* [Stated problem] Write down every entry below once more, exactly.
## Start Material for the task
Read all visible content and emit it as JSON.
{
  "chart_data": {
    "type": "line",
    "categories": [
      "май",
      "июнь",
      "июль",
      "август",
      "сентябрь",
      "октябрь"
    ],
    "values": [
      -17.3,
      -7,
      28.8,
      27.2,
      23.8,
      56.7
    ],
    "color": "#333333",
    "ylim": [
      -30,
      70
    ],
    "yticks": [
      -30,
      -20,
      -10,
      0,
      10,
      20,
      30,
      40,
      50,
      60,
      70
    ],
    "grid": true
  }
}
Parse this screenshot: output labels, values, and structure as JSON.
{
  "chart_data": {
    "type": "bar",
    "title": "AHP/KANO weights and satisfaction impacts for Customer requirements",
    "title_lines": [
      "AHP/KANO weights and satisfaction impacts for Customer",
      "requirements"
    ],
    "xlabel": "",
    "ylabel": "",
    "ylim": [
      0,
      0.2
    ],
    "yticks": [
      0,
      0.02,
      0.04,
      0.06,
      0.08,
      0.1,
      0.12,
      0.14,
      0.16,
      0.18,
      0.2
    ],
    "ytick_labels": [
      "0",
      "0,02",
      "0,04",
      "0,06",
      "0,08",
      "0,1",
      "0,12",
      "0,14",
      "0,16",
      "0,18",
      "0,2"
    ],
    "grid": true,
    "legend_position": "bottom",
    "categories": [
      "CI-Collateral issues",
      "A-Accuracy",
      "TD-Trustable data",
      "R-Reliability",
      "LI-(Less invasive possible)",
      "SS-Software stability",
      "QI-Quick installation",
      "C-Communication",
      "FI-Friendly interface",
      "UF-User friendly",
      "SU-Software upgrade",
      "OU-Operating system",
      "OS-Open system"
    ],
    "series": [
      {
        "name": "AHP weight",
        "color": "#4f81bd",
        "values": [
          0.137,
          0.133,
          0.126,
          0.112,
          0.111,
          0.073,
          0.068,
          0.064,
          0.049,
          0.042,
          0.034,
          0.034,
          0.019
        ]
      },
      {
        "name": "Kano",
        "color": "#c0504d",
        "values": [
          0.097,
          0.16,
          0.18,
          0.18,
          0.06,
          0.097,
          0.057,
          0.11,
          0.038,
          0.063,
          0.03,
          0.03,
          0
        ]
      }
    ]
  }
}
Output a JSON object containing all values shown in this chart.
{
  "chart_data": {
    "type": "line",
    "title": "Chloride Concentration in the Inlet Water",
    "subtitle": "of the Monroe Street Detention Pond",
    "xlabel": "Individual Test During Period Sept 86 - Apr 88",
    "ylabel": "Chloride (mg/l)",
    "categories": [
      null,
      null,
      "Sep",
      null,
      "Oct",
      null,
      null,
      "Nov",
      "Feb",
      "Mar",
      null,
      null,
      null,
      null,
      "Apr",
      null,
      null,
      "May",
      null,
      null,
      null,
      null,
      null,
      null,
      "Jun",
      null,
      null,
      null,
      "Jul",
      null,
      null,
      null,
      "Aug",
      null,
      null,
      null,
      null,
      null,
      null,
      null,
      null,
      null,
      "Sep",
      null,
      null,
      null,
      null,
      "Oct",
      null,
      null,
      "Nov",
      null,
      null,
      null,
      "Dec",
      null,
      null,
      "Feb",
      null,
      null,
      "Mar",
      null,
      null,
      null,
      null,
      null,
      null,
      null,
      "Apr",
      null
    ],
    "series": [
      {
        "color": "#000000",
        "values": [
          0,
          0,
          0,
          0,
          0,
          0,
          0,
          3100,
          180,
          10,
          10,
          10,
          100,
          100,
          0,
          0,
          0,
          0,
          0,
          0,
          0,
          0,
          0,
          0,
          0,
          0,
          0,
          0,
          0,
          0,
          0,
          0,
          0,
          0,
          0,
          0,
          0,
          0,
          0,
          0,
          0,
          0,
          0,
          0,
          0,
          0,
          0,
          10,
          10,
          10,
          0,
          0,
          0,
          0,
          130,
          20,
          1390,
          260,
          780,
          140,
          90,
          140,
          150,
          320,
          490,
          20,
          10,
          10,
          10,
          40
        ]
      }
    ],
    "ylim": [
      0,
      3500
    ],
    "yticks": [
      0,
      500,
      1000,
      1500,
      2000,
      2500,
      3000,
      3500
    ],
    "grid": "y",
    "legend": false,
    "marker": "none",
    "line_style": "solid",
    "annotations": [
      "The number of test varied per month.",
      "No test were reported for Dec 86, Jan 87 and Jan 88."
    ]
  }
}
## End Material for the task
* [Problem solution]
Read all visible content and emit it as JSON.
{
  "chart_data": {
    "type": "line",
    "categories": [
      "май",
      "июнь",
      "июль",
      "август",
      "сентябрь",
      "октябрь"
    ],
    "values": [
      -17.3,
      -7,
      28.8,
      27.2,
      23.8,
      56.7
    ],
    "color": "#333333",
    "ylim": [
      -30,
      70
    ],
    "yticks": [
      -30,
      -20,
      -10,
      0,
      10,
      20,
      30,
      40,
      50,
      60,
      70
    ],
    "grid": true
  }
}
Parse this screenshot: output labels, values, and structure as JSON.
{
  "chart_data": {
    "type": "bar",
    "title": "AHP/KANO weights and satisfaction impacts for Customer requirements",
    "title_lines": [
      "AHP/KANO weights and satisfaction impacts for Customer",
      "requirements"
    ],
    "xlabel": "",
    "ylabel": "",
    "ylim": [
      0,
      0.2
    ],
    "yticks": [
      0,
      0.02,
      0.04,
      0.06,
      0.08,
      0.1,
      0.12,
      0.14,
      0.16,
      0.18,
      0.2
    ],
    "ytick_labels": [
      "0",
      "0,02",
      "0,04",
      "0,06",
      "0,08",
      "0,1",
      "0,12",
      "0,14",
      "0,16",
      "0,18",
      "0,2"
    ],
    "grid": true,
    "legend_position": "bottom",
    "categories": [
      "CI-Collateral issues",
      "A-Accuracy",
      "TD-Trustable data",
      "R-Reliability",
      "LI-(Less invasive possible)",
      "SS-Software stability",
      "QI-Quick installation",
      "C-Communication",
      "FI-Friendly interface",
      "UF-User friendly",
      "SU-Software upgrade",
      "OU-Operating system",
      "OS-Open system"
    ],
    "series": [
      {
        "name": "AHP weight",
        "color": "#4f81bd",
        "values": [
          0.137,
          0.133,
          0.126,
          0.112,
          0.111,
          0.073,
          0.068,
          0.064,
          0.049,
          0.042,
          0.034,
          0.034,
          0.019
        ]
      },
      {
        "name": "Kano",
        "color": "#c0504d",
        "values": [
          0.097,
          0.16,
          0.18,
          0.18,
          0.06,
          0.097,
          0.057,
          0.11,
          0.038,
          0.063,
          0.03,
          0.03,
          0
        ]
      }
    ]
  }
}
Output a JSON object containing all values shown in this chart.
{
  "chart_data": {
    "type": "line",
    "title": "Chloride Concentration in the Inlet Water",
    "subtitle": "of the Monroe Street Detention Pond",
    "xlabel": "Individual Test During Period Sept 86 - Apr 88",
    "ylabel": "Chloride (mg/l)",
    "categories": [
      null,
      null,
      "Sep",
      null,
      "Oct",
      null,
      null,
      "Nov",
      "Feb",
      "Mar",
      null,
      null,
      null,
      null,
      "Apr",
      null,
      null,
      "May",
      null,
      null,
      null,
      null,
      null,
      null,
      "Jun",
      null,
      null,
      null,
      "Jul",
      null,
      null,
      null,
      "Aug",
      null,
      null,
      null,
      null,
      null,
      null,
      null,
      null,
      null,
      "Sep",
      null,
      null,
      null,
      null,
      "Oct",
      null,
      null,
      "Nov",
      null,
      null,
      null,
      "Dec",
      null,
      null,
      "Feb",
      null,
      null,
      "Mar",
      null,
      null,
      null,
      null,
      null,
      null,
      null,
      "Apr",
      null
    ],
    "series": [
      {
        "color": "#000000",
        "values": [
          0,
          0,
          0,
          0,
          0,
          0,
          0,
          3100,
          180,
          10,
          10,
          10,
          100,
          100,
          0,
          0,
          0,
          0,
          0,
          0,
          0,
          0,
          0,
          0,
          0,
          0,
          0,
          0,
          0,
          0,
          0,
          0,
          0,
          0,
          0,
          0,
          0,
          0,
          0,
          0,
          0,
          0,
          0,
          0,
          0,
          0,
          0,
          10,
          10,
          10,
          0,
          0,
          0,
          0,
          130,
          20,
          1390,
          260,
          780,
          140,
          90,
          140,
          150,
          320,
          490,
          20,
          10,
          10,
          10,
          40
        ]
      }
    ],
    "ylim": [
      0,
      3500
    ],
    "yticks": [
      0,
      500,
      1000,
      1500,
      2000,
      2500,
      3000,
      3500
    ],
    "grid": "y",
    "legend": false,
    "marker": "none",
    "line_style": "solid",
    "annotations": [
      "The number of test varied per month.",
      "No test were reported for Dec 86, Jan 87 and Jan 88."
    ]
  }
}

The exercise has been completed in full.